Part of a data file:
____
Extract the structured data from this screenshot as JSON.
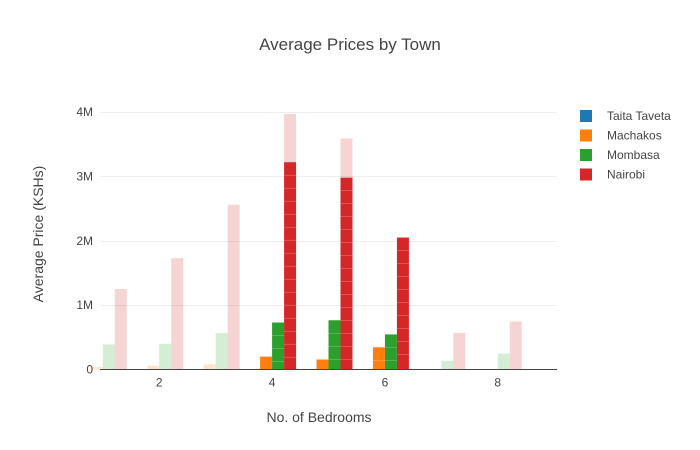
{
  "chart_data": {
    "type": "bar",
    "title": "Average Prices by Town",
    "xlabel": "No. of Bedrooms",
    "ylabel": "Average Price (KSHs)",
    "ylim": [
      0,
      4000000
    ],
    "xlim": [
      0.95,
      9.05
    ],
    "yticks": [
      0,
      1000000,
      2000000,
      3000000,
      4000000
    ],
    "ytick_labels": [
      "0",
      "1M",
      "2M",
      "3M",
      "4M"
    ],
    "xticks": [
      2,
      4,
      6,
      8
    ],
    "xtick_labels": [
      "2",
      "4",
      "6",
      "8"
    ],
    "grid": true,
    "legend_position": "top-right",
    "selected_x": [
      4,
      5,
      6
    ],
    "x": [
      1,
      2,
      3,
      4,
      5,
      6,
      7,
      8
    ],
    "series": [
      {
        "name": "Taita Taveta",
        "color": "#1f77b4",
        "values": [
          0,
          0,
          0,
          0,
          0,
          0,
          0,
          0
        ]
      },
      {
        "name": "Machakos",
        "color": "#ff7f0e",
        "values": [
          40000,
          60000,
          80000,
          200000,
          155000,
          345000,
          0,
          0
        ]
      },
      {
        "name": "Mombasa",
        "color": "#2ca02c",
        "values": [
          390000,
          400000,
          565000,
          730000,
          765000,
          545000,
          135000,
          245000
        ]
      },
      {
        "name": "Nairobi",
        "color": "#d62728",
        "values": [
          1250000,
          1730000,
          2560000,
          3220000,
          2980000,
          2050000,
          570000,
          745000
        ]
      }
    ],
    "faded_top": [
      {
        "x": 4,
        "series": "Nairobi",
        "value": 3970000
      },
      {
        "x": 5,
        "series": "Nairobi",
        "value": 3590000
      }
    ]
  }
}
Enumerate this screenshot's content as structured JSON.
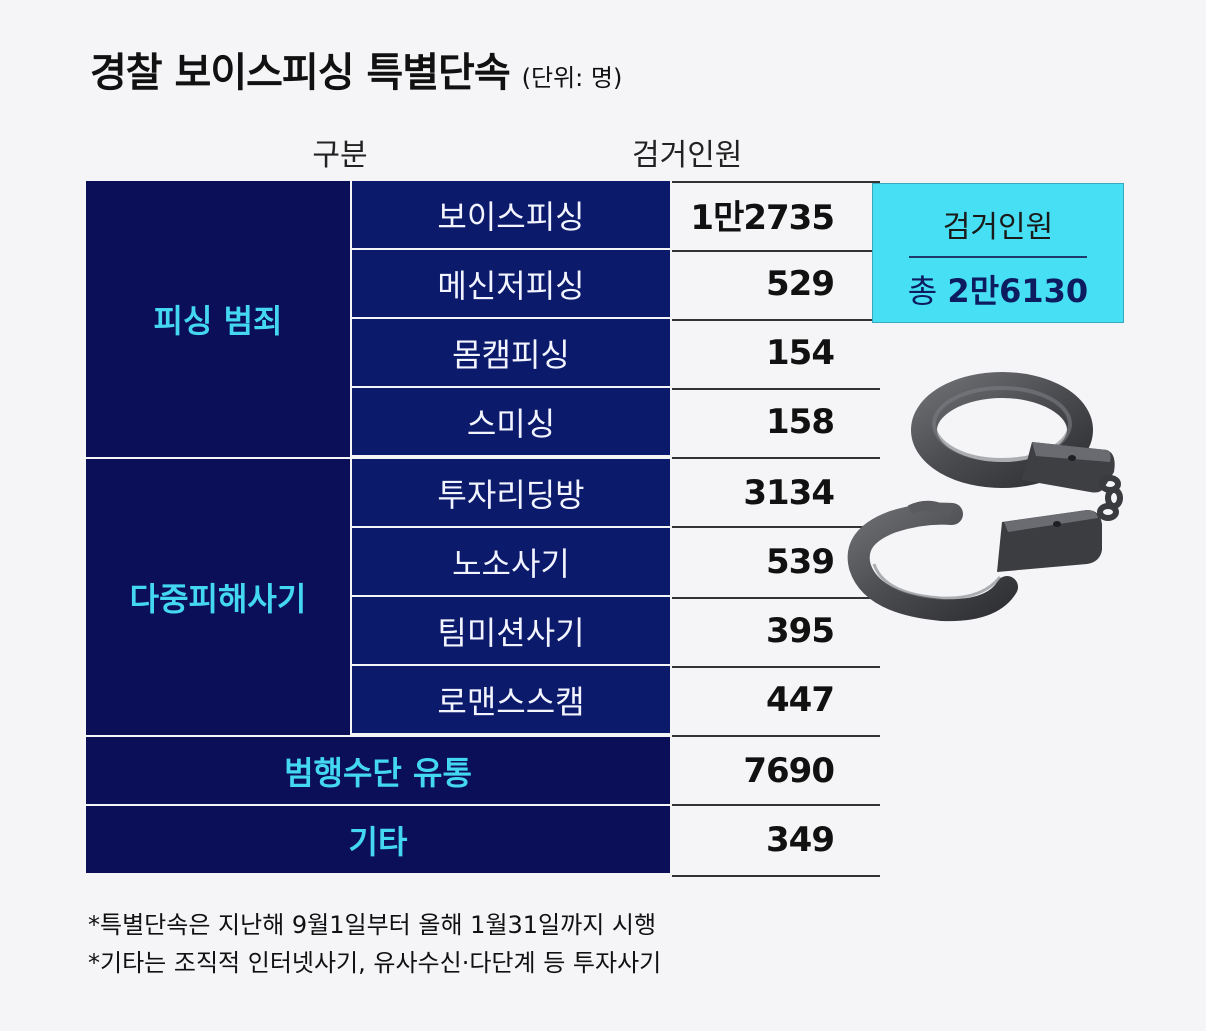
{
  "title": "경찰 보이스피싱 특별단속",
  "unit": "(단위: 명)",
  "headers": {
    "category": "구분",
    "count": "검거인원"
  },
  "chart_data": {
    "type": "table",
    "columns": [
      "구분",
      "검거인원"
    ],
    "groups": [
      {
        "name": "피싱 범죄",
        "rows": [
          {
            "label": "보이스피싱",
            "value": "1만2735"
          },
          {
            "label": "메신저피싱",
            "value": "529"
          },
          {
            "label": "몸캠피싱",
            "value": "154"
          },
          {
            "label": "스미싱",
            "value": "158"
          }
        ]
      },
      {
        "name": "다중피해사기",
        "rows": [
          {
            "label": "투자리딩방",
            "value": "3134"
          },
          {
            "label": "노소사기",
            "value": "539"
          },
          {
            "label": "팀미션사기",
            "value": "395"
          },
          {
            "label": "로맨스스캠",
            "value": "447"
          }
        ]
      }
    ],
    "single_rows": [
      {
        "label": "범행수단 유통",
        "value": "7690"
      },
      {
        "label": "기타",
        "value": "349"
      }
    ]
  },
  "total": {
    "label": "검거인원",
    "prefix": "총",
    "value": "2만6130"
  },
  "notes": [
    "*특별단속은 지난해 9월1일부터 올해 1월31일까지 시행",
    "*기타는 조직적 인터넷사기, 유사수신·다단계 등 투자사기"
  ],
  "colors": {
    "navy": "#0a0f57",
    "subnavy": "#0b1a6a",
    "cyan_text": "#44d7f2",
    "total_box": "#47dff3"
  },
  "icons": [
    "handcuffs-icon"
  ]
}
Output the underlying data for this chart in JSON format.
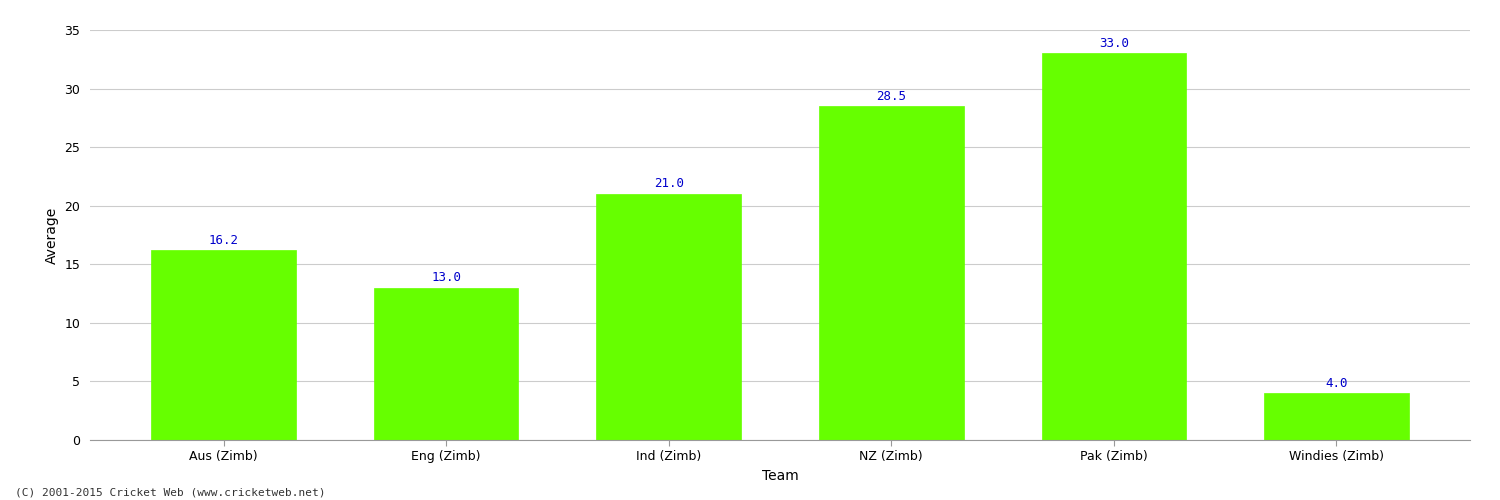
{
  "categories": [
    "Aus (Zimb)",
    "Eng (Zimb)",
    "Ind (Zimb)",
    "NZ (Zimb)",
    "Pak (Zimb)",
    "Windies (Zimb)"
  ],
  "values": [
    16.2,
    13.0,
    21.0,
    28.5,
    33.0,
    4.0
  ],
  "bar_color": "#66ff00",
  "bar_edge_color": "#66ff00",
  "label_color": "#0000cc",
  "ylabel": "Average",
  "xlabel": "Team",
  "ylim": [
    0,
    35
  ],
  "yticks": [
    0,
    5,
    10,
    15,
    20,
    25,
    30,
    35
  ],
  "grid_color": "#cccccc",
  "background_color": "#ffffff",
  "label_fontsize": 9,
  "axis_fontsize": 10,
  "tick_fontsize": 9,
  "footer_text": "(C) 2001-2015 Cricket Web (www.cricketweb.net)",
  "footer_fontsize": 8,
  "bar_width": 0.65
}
____
§ **Stated exercise**:
Each record should be quoted exactly, with the images omitted.

§ **Solution for this task**:
Extract the structured data from this screenshot as JSON.
{
  "chart_data": {
    "type": "bar",
    "title": "Average Prices by Town",
    "xlabel": "No. of Bedrooms",
    "ylabel": "Average Price (KSHs)",
    "ylim": [
      0,
      4000000
    ],
    "xlim": [
      0.95,
      9.05
    ],
    "yticks": [
      0,
      1000000,
      2000000,
      3000000,
      4000000
    ],
    "ytick_labels": [
      "0",
      "1M",
      "2M",
      "3M",
      "4M"
    ],
    "xticks": [
      2,
      4,
      6,
      8
    ],
    "xtick_labels": [
      "2",
      "4",
      "6",
      "8"
    ],
    "grid": true,
    "legend_position": "top-right",
    "selected_x": [
      4,
      5,
      6
    ],
    "x": [
      1,
      2,
      3,
      4,
      5,
      6,
      7,
      8
    ],
    "series": [
      {
        "name": "Taita Taveta",
        "color": "#1f77b4",
        "values": [
          0,
          0,
          0,
          0,
          0,
          0,
          0,
          0
        ]
      },
      {
        "name": "Machakos",
        "color": "#ff7f0e",
        "values": [
          40000,
          60000,
          80000,
          200000,
          155000,
          345000,
          0,
          0
        ]
      },
      {
        "name": "Mombasa",
        "color": "#2ca02c",
        "values": [
          390000,
          400000,
          565000,
          730000,
          765000,
          545000,
          135000,
          245000
        ]
      },
      {
        "name": "Nairobi",
        "color": "#d62728",
        "values": [
          1250000,
          1730000,
          2560000,
          3220000,
          2980000,
          2050000,
          570000,
          745000
        ]
      }
    ],
    "faded_top": [
      {
        "x": 4,
        "series": "Nairobi",
        "value": 3970000
      },
      {
        "x": 5,
        "series": "Nairobi",
        "value": 3590000
      }
    ]
  }
}
Enumerate this screenshot's content as structured JSON.
{
  "title": "경찰 보이스피싱 특별단속",
  "unit": "(단위: 명)",
  "headers": {
    "category": "구분",
    "count": "검거인원"
  },
  "chart_data": {
    "type": "table",
    "columns": [
      "구분",
      "검거인원"
    ],
    "groups": [
      {
        "name": "피싱 범죄",
        "rows": [
          {
            "label": "보이스피싱",
            "value": "1만2735"
          },
          {
            "label": "메신저피싱",
            "value": "529"
          },
          {
            "label": "몸캠피싱",
            "value": "154"
          },
          {
            "label": "스미싱",
            "value": "158"
          }
        ]
      },
      {
        "name": "다중피해사기",
        "rows": [
          {
            "label": "투자리딩방",
            "value": "3134"
          },
          {
            "label": "노소사기",
            "value": "539"
          },
          {
            "label": "팀미션사기",
            "value": "395"
          },
          {
            "label": "로맨스스캠",
            "value": "447"
          }
        ]
      }
    ],
    "single_rows": [
      {
        "label": "범행수단 유통",
        "value": "7690"
      },
      {
        "label": "기타",
        "value": "349"
      }
    ]
  },
  "total": {
    "label": "검거인원",
    "prefix": "총",
    "value": "2만6130"
  },
  "notes": [
    "*특별단속은 지난해 9월1일부터 올해 1월31일까지 시행",
    "*기타는 조직적 인터넷사기, 유사수신·다단계 등 투자사기"
  ],
  "colors": {
    "navy": "#0a0f57",
    "subnavy": "#0b1a6a",
    "cyan_text": "#44d7f2",
    "total_box": "#47dff3"
  },
  "icons": [
    "handcuffs-icon"
  ]
}
Output the underlying data for this chart in JSON format.
{
  "categories": [
    "Aus (Zimb)",
    "Eng (Zimb)",
    "Ind (Zimb)",
    "NZ (Zimb)",
    "Pak (Zimb)",
    "Windies (Zimb)"
  ],
  "values": [
    16.2,
    13.0,
    21.0,
    28.5,
    33.0,
    4.0
  ],
  "bar_color": "#66ff00",
  "bar_edge_color": "#66ff00",
  "label_color": "#0000cc",
  "ylabel": "Average",
  "xlabel": "Team",
  "ylim": [
    0,
    35
  ],
  "yticks": [
    0,
    5,
    10,
    15,
    20,
    25,
    30,
    35
  ],
  "grid_color": "#cccccc",
  "background_color": "#ffffff",
  "label_fontsize": 9,
  "axis_fontsize": 10,
  "tick_fontsize": 9,
  "footer_text": "(C) 2001-2015 Cricket Web (www.cricketweb.net)",
  "footer_fontsize": 8,
  "bar_width": 0.65
}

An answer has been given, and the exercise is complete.